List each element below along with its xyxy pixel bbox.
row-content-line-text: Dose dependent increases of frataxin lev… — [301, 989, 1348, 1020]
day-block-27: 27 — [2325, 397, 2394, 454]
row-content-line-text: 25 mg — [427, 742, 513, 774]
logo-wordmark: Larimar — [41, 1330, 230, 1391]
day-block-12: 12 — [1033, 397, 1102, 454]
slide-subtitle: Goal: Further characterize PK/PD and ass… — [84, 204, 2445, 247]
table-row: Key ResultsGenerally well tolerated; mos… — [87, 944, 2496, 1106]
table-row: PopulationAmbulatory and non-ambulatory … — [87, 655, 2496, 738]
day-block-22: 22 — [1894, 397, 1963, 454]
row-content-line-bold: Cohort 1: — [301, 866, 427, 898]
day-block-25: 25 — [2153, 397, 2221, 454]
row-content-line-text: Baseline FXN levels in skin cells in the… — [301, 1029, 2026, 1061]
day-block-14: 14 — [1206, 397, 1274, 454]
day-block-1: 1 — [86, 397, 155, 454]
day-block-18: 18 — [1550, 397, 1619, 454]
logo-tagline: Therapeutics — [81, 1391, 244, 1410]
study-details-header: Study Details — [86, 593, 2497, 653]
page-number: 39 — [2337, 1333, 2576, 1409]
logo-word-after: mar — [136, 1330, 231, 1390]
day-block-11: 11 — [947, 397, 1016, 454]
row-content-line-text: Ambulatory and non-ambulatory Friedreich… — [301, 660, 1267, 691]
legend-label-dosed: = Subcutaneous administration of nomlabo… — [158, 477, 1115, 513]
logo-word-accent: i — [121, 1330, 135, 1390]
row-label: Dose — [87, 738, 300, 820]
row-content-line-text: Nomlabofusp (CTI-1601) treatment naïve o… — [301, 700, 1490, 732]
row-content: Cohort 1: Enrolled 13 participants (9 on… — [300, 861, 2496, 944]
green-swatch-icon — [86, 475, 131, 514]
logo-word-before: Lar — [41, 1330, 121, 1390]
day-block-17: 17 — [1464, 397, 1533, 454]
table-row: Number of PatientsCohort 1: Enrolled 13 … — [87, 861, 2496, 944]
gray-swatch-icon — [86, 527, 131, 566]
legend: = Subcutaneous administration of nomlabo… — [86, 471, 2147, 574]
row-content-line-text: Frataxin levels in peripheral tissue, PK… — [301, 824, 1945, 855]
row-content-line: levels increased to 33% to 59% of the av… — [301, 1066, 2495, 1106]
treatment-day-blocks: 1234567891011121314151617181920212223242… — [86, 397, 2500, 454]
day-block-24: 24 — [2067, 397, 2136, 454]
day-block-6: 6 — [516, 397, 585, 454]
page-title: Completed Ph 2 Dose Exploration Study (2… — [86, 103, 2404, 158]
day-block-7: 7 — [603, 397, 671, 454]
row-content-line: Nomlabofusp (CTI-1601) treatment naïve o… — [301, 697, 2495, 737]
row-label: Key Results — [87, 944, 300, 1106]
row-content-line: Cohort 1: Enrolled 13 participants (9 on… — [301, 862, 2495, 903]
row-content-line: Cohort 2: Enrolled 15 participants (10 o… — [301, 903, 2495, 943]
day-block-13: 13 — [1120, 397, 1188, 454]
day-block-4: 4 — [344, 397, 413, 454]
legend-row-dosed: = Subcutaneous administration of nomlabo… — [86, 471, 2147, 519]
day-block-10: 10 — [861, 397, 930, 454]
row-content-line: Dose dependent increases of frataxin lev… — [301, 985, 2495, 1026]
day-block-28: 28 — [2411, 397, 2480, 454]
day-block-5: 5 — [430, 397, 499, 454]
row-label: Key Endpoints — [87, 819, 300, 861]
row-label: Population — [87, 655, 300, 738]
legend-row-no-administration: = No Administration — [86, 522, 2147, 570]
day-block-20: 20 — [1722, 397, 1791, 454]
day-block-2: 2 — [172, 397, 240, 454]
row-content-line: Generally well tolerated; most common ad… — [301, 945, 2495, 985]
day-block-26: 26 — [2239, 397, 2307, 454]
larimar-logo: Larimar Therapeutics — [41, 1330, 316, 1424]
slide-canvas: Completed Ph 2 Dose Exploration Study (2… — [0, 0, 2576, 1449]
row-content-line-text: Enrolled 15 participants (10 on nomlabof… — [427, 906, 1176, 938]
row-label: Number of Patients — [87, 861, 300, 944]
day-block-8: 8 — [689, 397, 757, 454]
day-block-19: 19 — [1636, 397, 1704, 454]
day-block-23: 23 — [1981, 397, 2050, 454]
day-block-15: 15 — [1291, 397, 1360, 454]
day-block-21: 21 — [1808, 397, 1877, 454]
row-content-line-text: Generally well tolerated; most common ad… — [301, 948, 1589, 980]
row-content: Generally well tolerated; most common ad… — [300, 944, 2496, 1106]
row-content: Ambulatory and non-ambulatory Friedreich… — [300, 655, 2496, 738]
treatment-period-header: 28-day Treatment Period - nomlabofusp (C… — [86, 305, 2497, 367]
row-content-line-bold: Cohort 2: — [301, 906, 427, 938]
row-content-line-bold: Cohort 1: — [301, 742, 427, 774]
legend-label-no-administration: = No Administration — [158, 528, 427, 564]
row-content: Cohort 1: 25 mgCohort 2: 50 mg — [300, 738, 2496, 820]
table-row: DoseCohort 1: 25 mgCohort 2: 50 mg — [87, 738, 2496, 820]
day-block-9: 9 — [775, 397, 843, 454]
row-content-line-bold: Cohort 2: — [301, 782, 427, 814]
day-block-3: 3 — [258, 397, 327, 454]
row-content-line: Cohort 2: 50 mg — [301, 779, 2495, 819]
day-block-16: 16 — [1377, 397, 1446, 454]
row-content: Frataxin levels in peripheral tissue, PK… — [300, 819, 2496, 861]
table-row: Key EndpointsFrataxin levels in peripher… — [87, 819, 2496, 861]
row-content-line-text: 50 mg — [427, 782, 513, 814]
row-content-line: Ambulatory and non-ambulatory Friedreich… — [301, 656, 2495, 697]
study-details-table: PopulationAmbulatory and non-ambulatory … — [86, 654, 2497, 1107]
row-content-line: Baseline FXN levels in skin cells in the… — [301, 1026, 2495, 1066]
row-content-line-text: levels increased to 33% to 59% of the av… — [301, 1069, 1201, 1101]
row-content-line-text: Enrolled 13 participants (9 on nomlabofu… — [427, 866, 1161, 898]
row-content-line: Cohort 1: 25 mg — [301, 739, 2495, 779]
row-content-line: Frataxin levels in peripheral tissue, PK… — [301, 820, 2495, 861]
********
• _TASK DESCRIPTION_: The expected response is every record, reproduced word for word.

• _EXERCISE OUTPUT_:
List each element below along with its xyxy pixel bbox.
row-content-line-text: Dose dependent increases of frataxin lev… — [301, 989, 1348, 1020]
day-block-27: 27 — [2325, 397, 2394, 454]
row-content-line-text: 25 mg — [427, 742, 513, 774]
logo-wordmark: Larimar — [41, 1330, 230, 1391]
day-block-12: 12 — [1033, 397, 1102, 454]
slide-subtitle: Goal: Further characterize PK/PD and ass… — [84, 204, 2445, 247]
table-row: Key ResultsGenerally well tolerated; mos… — [87, 944, 2496, 1106]
table-row: PopulationAmbulatory and non-ambulatory … — [87, 655, 2496, 738]
day-block-22: 22 — [1894, 397, 1963, 454]
row-content-line-bold: Cohort 1: — [301, 866, 427, 898]
day-block-25: 25 — [2153, 397, 2221, 454]
row-content-line-text: Baseline FXN levels in skin cells in the… — [301, 1029, 2026, 1061]
day-block-14: 14 — [1206, 397, 1274, 454]
day-block-1: 1 — [86, 397, 155, 454]
day-block-18: 18 — [1550, 397, 1619, 454]
logo-tagline: Therapeutics — [81, 1391, 244, 1410]
study-details-header: Study Details — [86, 593, 2497, 653]
page-number: 39 — [2337, 1333, 2576, 1409]
logo-word-after: mar — [136, 1330, 231, 1390]
day-block-11: 11 — [947, 397, 1016, 454]
row-content-line-text: Ambulatory and non-ambulatory Friedreich… — [301, 660, 1267, 691]
legend-label-dosed: = Subcutaneous administration of nomlabo… — [158, 477, 1115, 513]
logo-word-accent: i — [121, 1330, 135, 1390]
row-label: Dose — [87, 738, 300, 820]
row-content-line-text: Nomlabofusp (CTI-1601) treatment naïve o… — [301, 700, 1490, 732]
row-content: Cohort 1: Enrolled 13 participants (9 on… — [300, 861, 2496, 944]
green-swatch-icon — [86, 475, 131, 514]
logo-word-before: Lar — [41, 1330, 121, 1390]
day-block-17: 17 — [1464, 397, 1533, 454]
table-row: Number of PatientsCohort 1: Enrolled 13 … — [87, 861, 2496, 944]
gray-swatch-icon — [86, 527, 131, 566]
legend: = Subcutaneous administration of nomlabo… — [86, 471, 2147, 574]
row-content-line-text: Frataxin levels in peripheral tissue, PK… — [301, 824, 1945, 855]
row-content-line: levels increased to 33% to 59% of the av… — [301, 1066, 2495, 1106]
treatment-day-blocks: 1234567891011121314151617181920212223242… — [86, 397, 2500, 454]
day-block-24: 24 — [2067, 397, 2136, 454]
day-block-6: 6 — [516, 397, 585, 454]
page-title: Completed Ph 2 Dose Exploration Study (2… — [86, 103, 2404, 158]
day-block-7: 7 — [603, 397, 671, 454]
row-content-line: Nomlabofusp (CTI-1601) treatment naïve o… — [301, 697, 2495, 737]
row-label: Key Results — [87, 944, 300, 1106]
row-content-line: Cohort 1: Enrolled 13 participants (9 on… — [301, 862, 2495, 903]
row-content-line: Cohort 2: Enrolled 15 participants (10 o… — [301, 903, 2495, 943]
day-block-13: 13 — [1120, 397, 1188, 454]
day-block-4: 4 — [344, 397, 413, 454]
legend-row-dosed: = Subcutaneous administration of nomlabo… — [86, 471, 2147, 519]
day-block-10: 10 — [861, 397, 930, 454]
row-content-line: Dose dependent increases of frataxin lev… — [301, 985, 2495, 1026]
day-block-28: 28 — [2411, 397, 2480, 454]
day-block-5: 5 — [430, 397, 499, 454]
row-label: Key Endpoints — [87, 819, 300, 861]
row-label: Population — [87, 655, 300, 738]
legend-row-no-administration: = No Administration — [86, 522, 2147, 570]
day-block-20: 20 — [1722, 397, 1791, 454]
day-block-2: 2 — [172, 397, 240, 454]
row-content-line: Generally well tolerated; most common ad… — [301, 945, 2495, 985]
day-block-26: 26 — [2239, 397, 2307, 454]
larimar-logo: Larimar Therapeutics — [41, 1330, 316, 1424]
slide-canvas: Completed Ph 2 Dose Exploration Study (2… — [0, 0, 2576, 1449]
row-content-line-text: Enrolled 15 participants (10 on nomlabof… — [427, 906, 1176, 938]
row-label: Number of Patients — [87, 861, 300, 944]
day-block-8: 8 — [689, 397, 757, 454]
day-block-19: 19 — [1636, 397, 1704, 454]
day-block-23: 23 — [1981, 397, 2050, 454]
day-block-15: 15 — [1291, 397, 1360, 454]
day-block-21: 21 — [1808, 397, 1877, 454]
row-content-line-text: Generally well tolerated; most common ad… — [301, 948, 1589, 980]
row-content: Generally well tolerated; most common ad… — [300, 944, 2496, 1106]
row-content: Ambulatory and non-ambulatory Friedreich… — [300, 655, 2496, 738]
treatment-period-header: 28-day Treatment Period - nomlabofusp (C… — [86, 305, 2497, 367]
row-content-line-bold: Cohort 2: — [301, 906, 427, 938]
row-content-line-bold: Cohort 1: — [301, 742, 427, 774]
legend-label-no-administration: = No Administration — [158, 528, 427, 564]
row-content: Cohort 1: 25 mgCohort 2: 50 mg — [300, 738, 2496, 820]
table-row: DoseCohort 1: 25 mgCohort 2: 50 mg — [87, 738, 2496, 820]
day-block-9: 9 — [775, 397, 843, 454]
row-content-line-bold: Cohort 2: — [301, 782, 427, 814]
day-block-3: 3 — [258, 397, 327, 454]
row-content-line: Cohort 2: 50 mg — [301, 779, 2495, 819]
day-block-16: 16 — [1377, 397, 1446, 454]
row-content: Frataxin levels in peripheral tissue, PK… — [300, 819, 2496, 861]
table-row: Key EndpointsFrataxin levels in peripher… — [87, 819, 2496, 861]
row-content-line-text: 50 mg — [427, 782, 513, 814]
row-content-line: Ambulatory and non-ambulatory Friedreich… — [301, 656, 2495, 697]
study-details-table: PopulationAmbulatory and non-ambulatory … — [86, 654, 2497, 1107]
row-content-line: Baseline FXN levels in skin cells in the… — [301, 1026, 2495, 1066]
row-content-line-text: levels increased to 33% to 59% of the av… — [301, 1069, 1201, 1101]
row-content-line-text: Enrolled 13 participants (9 on nomlabofu… — [427, 866, 1161, 898]
row-content-line: Cohort 1: 25 mg — [301, 739, 2495, 779]
row-content-line: Frataxin levels in peripheral tissue, PK… — [301, 820, 2495, 861]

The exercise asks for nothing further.